[EXCERPTED RECORDS]:

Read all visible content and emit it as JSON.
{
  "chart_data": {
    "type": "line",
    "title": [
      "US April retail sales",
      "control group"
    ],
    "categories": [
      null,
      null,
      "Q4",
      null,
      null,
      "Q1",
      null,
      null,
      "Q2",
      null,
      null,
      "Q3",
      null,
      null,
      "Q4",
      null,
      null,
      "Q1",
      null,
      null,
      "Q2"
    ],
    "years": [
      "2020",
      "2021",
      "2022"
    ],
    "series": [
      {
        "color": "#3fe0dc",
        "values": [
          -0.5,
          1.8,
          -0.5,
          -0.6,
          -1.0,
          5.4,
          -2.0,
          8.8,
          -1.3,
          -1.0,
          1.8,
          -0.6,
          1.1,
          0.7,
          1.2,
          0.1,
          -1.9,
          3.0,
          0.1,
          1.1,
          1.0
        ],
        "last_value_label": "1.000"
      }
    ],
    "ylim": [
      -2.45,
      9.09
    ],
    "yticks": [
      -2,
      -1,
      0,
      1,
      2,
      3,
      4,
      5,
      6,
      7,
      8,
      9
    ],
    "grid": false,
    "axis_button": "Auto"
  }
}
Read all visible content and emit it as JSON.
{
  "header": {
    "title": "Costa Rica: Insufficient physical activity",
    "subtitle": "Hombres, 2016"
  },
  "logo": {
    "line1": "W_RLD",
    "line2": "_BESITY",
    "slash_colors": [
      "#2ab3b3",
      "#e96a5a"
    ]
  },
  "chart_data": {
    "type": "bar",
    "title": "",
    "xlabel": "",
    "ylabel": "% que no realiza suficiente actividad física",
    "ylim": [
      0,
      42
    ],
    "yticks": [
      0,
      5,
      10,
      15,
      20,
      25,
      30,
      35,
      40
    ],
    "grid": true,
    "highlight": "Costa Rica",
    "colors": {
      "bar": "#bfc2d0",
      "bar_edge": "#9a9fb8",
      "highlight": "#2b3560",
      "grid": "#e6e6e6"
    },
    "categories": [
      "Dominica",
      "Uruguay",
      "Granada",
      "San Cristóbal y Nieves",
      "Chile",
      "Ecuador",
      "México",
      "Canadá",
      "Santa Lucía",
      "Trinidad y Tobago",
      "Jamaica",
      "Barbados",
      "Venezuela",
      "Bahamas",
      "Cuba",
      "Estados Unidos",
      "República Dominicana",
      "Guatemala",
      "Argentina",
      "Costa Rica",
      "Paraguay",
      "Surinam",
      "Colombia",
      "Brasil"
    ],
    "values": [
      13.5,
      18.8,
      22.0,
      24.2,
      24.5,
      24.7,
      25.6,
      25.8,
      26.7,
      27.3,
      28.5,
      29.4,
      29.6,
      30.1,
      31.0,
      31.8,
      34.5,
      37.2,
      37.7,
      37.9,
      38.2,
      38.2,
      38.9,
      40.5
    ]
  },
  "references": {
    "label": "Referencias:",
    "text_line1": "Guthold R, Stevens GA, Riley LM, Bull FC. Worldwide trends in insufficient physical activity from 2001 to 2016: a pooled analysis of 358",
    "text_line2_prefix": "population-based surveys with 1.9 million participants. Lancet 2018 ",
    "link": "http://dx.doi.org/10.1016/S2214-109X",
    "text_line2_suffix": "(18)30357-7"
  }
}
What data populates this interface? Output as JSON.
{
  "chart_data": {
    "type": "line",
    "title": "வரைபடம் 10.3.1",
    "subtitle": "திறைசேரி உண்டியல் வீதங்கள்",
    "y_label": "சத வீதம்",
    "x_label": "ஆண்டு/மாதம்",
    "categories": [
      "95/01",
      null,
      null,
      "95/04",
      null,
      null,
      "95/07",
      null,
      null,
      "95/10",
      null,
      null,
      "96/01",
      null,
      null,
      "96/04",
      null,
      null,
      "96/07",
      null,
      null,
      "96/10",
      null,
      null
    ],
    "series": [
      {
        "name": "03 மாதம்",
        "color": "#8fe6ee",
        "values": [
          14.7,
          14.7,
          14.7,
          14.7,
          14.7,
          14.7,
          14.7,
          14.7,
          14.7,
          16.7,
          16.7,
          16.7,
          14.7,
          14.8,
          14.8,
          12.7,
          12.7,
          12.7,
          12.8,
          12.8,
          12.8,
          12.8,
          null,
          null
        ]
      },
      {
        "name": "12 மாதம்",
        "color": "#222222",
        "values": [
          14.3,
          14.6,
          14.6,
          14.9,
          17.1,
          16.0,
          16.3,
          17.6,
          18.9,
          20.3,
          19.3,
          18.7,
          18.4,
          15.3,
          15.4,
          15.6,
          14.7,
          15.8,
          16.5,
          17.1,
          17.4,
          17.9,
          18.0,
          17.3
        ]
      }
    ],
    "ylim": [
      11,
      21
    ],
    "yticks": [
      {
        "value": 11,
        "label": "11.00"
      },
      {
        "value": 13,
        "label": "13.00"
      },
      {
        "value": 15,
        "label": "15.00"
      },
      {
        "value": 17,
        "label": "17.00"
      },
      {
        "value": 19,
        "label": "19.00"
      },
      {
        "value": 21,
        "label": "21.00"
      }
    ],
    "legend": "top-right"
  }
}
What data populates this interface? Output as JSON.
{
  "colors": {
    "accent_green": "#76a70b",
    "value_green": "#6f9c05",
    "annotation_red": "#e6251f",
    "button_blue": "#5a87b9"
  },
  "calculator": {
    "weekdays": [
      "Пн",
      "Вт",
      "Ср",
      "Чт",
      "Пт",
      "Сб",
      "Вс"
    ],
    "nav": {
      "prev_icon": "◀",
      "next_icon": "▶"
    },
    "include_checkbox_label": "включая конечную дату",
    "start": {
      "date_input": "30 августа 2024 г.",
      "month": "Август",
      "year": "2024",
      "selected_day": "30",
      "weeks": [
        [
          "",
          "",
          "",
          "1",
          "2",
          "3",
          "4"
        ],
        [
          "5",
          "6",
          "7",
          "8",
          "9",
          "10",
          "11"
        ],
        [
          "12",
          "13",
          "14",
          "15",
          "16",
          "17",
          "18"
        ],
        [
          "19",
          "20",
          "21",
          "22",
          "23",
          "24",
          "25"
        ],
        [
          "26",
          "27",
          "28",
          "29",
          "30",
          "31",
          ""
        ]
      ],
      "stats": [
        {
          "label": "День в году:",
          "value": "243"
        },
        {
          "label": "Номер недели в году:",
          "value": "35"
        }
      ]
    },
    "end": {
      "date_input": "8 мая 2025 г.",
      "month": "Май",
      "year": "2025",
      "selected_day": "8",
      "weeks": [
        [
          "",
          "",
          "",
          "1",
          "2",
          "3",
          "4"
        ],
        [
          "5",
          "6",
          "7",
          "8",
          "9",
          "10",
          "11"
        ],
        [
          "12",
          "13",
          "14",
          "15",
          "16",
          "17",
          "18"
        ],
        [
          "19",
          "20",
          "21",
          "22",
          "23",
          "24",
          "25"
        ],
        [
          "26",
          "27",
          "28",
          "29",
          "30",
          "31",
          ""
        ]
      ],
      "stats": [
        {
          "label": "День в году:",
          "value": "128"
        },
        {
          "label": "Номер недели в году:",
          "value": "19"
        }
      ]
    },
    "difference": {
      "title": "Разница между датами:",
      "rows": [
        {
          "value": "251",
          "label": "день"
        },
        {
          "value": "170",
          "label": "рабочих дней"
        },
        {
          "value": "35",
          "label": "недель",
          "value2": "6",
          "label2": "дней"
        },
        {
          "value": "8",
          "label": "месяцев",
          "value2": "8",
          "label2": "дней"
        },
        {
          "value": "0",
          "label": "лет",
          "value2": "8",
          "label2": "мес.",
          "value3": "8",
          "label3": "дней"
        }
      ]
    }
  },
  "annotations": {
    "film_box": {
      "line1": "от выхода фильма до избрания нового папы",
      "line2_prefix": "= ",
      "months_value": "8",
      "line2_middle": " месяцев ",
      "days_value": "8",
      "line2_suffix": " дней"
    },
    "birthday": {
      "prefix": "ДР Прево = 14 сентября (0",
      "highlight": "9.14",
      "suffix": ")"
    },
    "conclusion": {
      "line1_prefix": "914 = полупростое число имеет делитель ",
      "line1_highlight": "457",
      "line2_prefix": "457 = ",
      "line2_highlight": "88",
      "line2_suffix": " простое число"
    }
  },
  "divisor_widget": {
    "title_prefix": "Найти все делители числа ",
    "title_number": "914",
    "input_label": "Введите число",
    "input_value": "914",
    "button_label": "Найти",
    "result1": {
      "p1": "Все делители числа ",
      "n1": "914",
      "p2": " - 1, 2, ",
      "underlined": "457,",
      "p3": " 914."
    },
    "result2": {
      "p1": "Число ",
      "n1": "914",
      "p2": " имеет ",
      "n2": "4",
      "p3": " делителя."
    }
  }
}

[GIVEN REQUEST]: Using the records above, pull out each line where the word "physical" occurs.

[ANSWER TO THE PROBLEM]:
    "title": "Costa Rica: Insufficient physical activity",
    "text_line1": "Guthold R, Stevens GA, Riley LM, Bull FC. Worldwide trends in insufficient physical activity from 2001 to 2016: a pooled analysis of 358",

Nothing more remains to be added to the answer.